**WHAT TO WORK ON:** Transcribe the whole listing without a single picture.
::::::::
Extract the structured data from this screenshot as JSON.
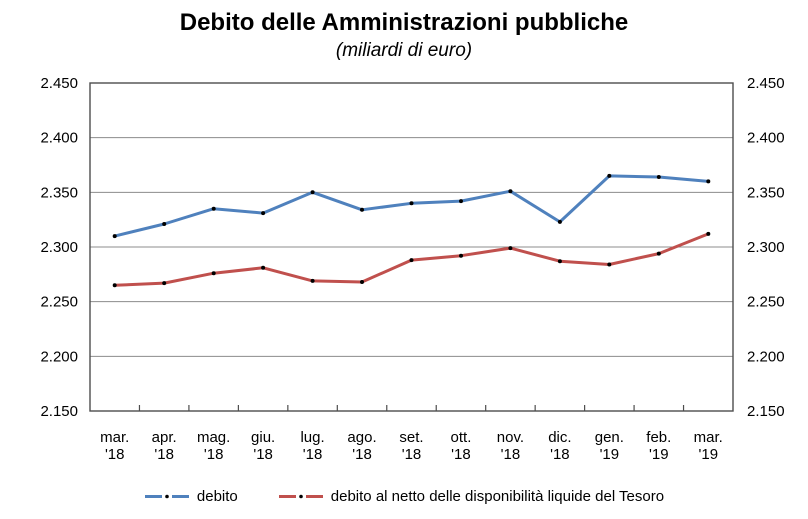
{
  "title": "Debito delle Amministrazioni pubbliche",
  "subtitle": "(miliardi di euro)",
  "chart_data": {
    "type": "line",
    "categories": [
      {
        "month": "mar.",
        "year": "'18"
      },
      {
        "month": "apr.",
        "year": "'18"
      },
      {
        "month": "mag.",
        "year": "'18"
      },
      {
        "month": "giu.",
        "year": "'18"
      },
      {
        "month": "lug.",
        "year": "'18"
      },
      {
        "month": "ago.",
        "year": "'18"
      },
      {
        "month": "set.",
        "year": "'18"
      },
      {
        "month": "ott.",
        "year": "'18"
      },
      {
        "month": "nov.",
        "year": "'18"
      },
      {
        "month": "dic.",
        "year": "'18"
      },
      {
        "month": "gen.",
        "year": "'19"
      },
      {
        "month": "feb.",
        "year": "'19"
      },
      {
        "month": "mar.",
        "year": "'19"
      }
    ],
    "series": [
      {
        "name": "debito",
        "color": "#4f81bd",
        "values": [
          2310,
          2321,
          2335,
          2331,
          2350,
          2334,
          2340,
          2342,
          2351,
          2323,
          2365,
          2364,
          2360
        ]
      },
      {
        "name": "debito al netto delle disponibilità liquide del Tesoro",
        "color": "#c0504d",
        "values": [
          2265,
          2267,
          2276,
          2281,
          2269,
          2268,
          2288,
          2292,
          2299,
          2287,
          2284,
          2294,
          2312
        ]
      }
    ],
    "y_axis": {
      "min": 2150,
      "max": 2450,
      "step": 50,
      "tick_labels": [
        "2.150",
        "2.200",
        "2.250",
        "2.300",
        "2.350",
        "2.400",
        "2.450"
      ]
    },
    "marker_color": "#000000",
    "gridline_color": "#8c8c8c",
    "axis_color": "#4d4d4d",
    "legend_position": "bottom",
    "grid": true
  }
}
::::::::
**OUTPUT BELOW:**
Extract the structured data from this screenshot as JSON.
{
  "title": "Debito delle Amministrazioni pubbliche",
  "subtitle": "(miliardi di euro)",
  "chart_data": {
    "type": "line",
    "categories": [
      {
        "month": "mar.",
        "year": "'18"
      },
      {
        "month": "apr.",
        "year": "'18"
      },
      {
        "month": "mag.",
        "year": "'18"
      },
      {
        "month": "giu.",
        "year": "'18"
      },
      {
        "month": "lug.",
        "year": "'18"
      },
      {
        "month": "ago.",
        "year": "'18"
      },
      {
        "month": "set.",
        "year": "'18"
      },
      {
        "month": "ott.",
        "year": "'18"
      },
      {
        "month": "nov.",
        "year": "'18"
      },
      {
        "month": "dic.",
        "year": "'18"
      },
      {
        "month": "gen.",
        "year": "'19"
      },
      {
        "month": "feb.",
        "year": "'19"
      },
      {
        "month": "mar.",
        "year": "'19"
      }
    ],
    "series": [
      {
        "name": "debito",
        "color": "#4f81bd",
        "values": [
          2310,
          2321,
          2335,
          2331,
          2350,
          2334,
          2340,
          2342,
          2351,
          2323,
          2365,
          2364,
          2360
        ]
      },
      {
        "name": "debito al netto delle disponibilità liquide del Tesoro",
        "color": "#c0504d",
        "values": [
          2265,
          2267,
          2276,
          2281,
          2269,
          2268,
          2288,
          2292,
          2299,
          2287,
          2284,
          2294,
          2312
        ]
      }
    ],
    "y_axis": {
      "min": 2150,
      "max": 2450,
      "step": 50,
      "tick_labels": [
        "2.150",
        "2.200",
        "2.250",
        "2.300",
        "2.350",
        "2.400",
        "2.450"
      ]
    },
    "marker_color": "#000000",
    "gridline_color": "#8c8c8c",
    "axis_color": "#4d4d4d",
    "legend_position": "bottom",
    "grid": true
  }
}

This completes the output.